Dataset:

• • • •

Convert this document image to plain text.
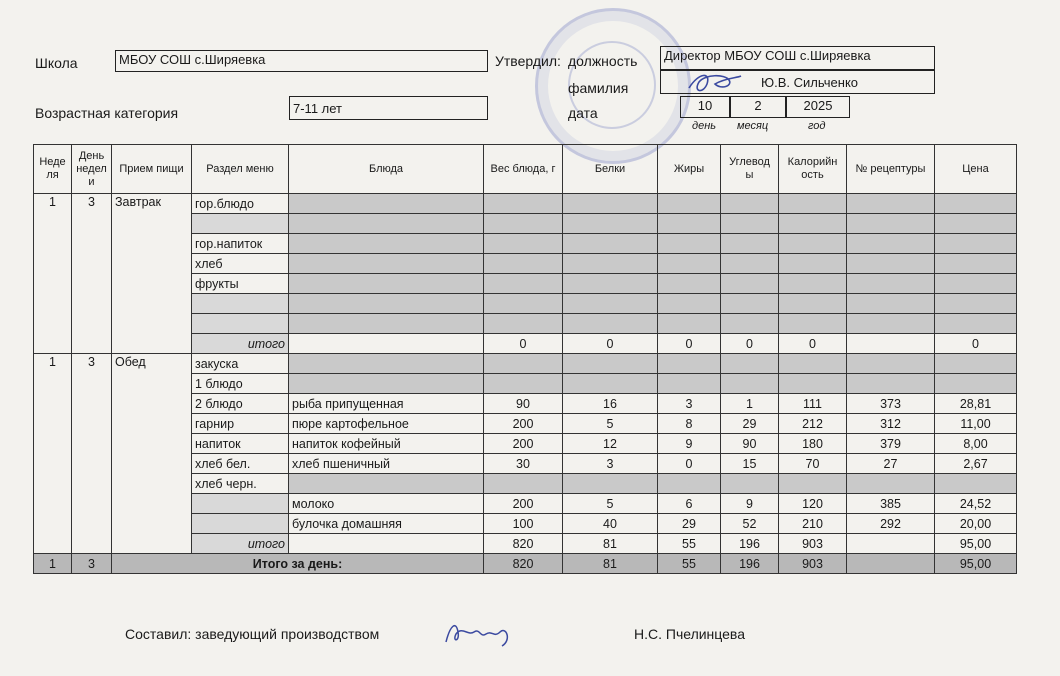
Школа	МБОУ СОШ с.Ширяевка
Возрастная категория	7-11 лет
Утвердил: должность	Директор МБОУ СОШ с.Ширяевка
фамилия	Ю.В. Сильченко
дата	10	2	2025
день месяц	год
Неде ля	День недел и	Прием пищи	Раздел меню	Блюда	Вес блюда, г	Белки	Жиры	Углевод ы	Калорийн ость	№ рецептуры	Цена
1	3	Завтрак	гор.блюдо								

			гор.напиток								
			хлеб								
			фрукты								

			итого		0	0	0	0	0		0
1	3	Обед	закуска								
			1 блюдо								
			2 блюдо	рыба припущенная	90	16	3	1	111	373	28,81
			гарнир	пюре картофельное	200	5	8	29	212	312	11,00
			напиток	напиток кофейный	200	12	9	90	180	379	8,00
			хлеб бел.	хлеб пшеничный	30	3	0	15	70	27	2,67
			хлеб черн.								
				молоко	200	5	6	9	120	385	24,52
				булочка домашняя	100	40	29	52	210	292	20,00
			итого		820	81	55	196	903		95,00
1	3	Итого за день:			820	81	55	196	903		95,00
Составил: заведующий производством	Н.С. Пчелинцева
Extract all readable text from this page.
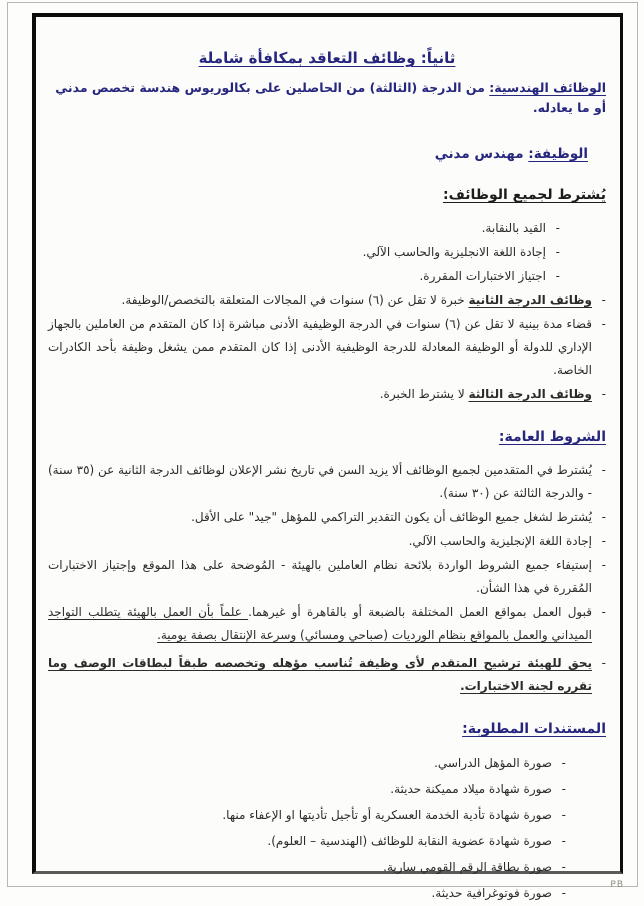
ثانياً: وظائف التعاقد بمكافأة شاملة

الوظائف الهندسية: من الدرجة (الثالثة) من الحاصلين على بكالوريوس هندسة تخصص مدني أو ما يعادله.

الوظيفة: مهندس مدني

يُشترط لجميع الوظائف:
-
القيد بالنقابة.
-
إجادة اللغة الانجليزية والحاسب الآلي.
-
اجتياز الاختبارات المقررة.
-
وظائف الدرجة الثانية خبرة لا تقل عن (٦) سنوات في المجالات المتعلقة بالتخصص/الوظيفة.
-
قضاء مدة بينية لا تقل عن (٦) سنوات في الدرجة الوظيفية الأدنى مباشرة إذا كان المتقدم من العاملين بالجهاز الإداري للدولة أو الوظيفة المعادلة للدرجة الوظيفية الأدنى إذا كان المتقدم ممن يشغل وظيفة بأحد الكادرات الخاصة.
-
وظائف الدرجة الثالثة لا يشترط الخبرة.
الشروط العامة:
-
يُشترط في المتقدمين لجميع الوظائف ألا يزيد السن في تاريخ نشر الإعلان لوظائف الدرجة الثانية عن (٣٥ سنة) - والدرجة الثالثة عن (٣٠ سنة).
-
يُشترط لشغل جميع الوظائف أن يكون التقدير التراكمي للمؤهل "جيد" على الأقل.
-
إجادة اللغة الإنجليزية والحاسب الآلي.
-
إستيفاء جميع الشروط الواردة بلائحة نظام العاملين بالهيئة - المُوضحة على هذا الموقع وإجتياز الاختبارات المُقررة في هذا الشأن.
-
قبول العمل بمواقع العمل المختلفة بالضبعة أو بالقاهرة أو غيرهما. علماً بأن العمل بالهيئة يتطلب التواجد الميداني والعمل بالمواقع بنظام الورديات (صباحي ومسائي) وسرعة الإنتقال بصفة يومية.
-
يحق للهيئة ترشيح المتقدم لأى وظيفة تُناسب مؤهله وتخصصه طبقاً لبطاقات الوصف وما تقرره لجنة الاختبارات.
المستندات المطلوبة:
-
صورة المؤهل الدراسي.
-
صورة شهادة ميلاد مميكنة حديثة.
-
صورة شهادة تأدية الخدمة العسكرية أو تأجيل تأديتها او الإعفاء منها.
-
صورة شهادة عضوية النقابة للوظائف (الهندسية – العلوم).
-
صورة بطاقة الرقم القومي سارية.
-
صورة فوتوغرافية حديثة.
PB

• • • •

What to do: Copy each line of the records that contains the word "блюдо".

Solution to this task:
1	3	Завтрак	гор.блюдо								
			1 блюдо								
			2 блюдо	рыба припущенная	90	16	3	1	111	373	28,81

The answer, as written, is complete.